"""

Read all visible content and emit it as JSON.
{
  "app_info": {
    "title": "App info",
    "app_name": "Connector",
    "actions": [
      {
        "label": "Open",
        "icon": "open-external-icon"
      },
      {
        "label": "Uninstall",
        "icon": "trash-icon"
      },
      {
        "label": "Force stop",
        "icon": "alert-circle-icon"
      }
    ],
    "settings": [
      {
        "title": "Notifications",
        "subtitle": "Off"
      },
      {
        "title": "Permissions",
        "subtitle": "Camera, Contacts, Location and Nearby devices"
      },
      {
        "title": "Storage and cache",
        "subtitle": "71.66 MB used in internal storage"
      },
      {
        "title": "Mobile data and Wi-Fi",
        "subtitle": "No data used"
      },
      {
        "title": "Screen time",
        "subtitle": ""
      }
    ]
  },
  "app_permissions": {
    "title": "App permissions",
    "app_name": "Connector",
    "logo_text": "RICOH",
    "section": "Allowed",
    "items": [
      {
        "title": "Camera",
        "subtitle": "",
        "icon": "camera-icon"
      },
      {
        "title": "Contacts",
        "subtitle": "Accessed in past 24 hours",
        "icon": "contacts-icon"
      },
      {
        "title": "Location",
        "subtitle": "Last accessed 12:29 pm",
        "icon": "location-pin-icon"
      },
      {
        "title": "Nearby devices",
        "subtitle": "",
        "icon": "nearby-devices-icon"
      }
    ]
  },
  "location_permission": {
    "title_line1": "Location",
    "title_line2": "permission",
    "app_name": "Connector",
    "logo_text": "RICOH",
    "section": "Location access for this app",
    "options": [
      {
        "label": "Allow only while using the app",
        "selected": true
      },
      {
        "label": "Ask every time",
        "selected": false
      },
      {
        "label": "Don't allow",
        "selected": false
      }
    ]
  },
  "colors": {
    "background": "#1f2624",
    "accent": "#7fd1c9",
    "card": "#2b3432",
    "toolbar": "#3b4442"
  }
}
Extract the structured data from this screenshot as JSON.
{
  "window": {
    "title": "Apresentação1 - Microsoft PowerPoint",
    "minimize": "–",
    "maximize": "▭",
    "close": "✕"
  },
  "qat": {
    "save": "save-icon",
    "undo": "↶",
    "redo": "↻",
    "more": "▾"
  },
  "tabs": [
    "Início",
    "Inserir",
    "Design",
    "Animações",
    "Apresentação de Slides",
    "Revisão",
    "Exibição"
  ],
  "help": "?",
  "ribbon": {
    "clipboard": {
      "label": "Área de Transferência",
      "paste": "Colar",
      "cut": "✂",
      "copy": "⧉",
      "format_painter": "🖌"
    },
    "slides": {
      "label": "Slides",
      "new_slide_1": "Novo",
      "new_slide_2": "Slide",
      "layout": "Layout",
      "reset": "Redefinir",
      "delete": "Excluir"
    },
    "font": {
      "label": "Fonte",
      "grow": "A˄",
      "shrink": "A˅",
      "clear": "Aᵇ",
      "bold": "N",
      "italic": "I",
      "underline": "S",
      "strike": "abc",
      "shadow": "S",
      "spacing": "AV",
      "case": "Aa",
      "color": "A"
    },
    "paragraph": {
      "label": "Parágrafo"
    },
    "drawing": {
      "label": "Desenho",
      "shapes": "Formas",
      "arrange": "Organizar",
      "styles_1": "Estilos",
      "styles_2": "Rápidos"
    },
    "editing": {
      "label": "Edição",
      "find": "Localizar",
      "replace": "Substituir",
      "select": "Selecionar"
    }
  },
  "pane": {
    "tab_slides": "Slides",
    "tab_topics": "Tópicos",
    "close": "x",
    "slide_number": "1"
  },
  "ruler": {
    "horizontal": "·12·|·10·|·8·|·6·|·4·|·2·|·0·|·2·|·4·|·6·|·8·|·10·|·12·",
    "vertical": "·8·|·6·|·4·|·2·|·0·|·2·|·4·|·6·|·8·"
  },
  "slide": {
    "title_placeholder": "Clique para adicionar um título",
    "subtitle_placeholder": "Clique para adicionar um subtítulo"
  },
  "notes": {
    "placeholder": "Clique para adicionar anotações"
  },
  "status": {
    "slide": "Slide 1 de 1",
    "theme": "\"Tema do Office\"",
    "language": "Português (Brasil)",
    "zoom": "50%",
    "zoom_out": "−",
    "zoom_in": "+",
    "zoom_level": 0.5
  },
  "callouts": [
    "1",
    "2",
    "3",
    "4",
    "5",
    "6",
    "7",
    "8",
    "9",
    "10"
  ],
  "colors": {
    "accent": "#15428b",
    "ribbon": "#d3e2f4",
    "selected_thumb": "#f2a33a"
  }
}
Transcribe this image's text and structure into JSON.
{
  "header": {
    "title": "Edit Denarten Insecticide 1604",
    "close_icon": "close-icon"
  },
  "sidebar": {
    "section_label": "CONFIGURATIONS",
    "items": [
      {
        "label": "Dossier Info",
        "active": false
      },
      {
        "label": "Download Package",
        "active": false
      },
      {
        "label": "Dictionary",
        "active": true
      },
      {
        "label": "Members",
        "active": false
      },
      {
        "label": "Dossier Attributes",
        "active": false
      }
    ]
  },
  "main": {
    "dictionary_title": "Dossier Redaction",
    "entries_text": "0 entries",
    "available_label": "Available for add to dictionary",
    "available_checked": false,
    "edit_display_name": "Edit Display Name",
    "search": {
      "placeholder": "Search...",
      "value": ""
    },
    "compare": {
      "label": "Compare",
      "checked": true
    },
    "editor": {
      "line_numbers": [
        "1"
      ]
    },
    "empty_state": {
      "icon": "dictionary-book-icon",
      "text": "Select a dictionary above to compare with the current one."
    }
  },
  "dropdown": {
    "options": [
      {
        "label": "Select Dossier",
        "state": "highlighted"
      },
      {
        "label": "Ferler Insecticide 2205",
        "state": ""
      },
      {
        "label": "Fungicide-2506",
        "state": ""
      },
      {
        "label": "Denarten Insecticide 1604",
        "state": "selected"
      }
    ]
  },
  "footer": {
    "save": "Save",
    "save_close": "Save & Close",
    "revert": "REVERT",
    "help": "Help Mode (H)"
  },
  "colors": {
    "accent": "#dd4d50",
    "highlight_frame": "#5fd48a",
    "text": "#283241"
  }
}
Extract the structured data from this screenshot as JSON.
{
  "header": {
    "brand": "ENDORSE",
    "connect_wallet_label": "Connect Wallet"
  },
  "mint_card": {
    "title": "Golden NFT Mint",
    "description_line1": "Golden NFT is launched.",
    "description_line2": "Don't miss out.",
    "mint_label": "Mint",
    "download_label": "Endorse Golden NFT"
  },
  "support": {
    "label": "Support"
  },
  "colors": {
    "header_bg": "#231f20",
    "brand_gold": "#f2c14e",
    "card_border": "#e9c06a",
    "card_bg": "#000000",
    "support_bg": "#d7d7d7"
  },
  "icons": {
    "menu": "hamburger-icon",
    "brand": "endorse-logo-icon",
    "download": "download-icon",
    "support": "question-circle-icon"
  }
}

"""

## Exercise prompt
From the listing above, collect each line in which the string "this" appears.

## Complete answer
    "section": "Location access for this app",
Extract the structured data from this screenshot as JSON.
Transcribe this image's text and structure into JSON.
Extract the structured data from this screenshot as JSON.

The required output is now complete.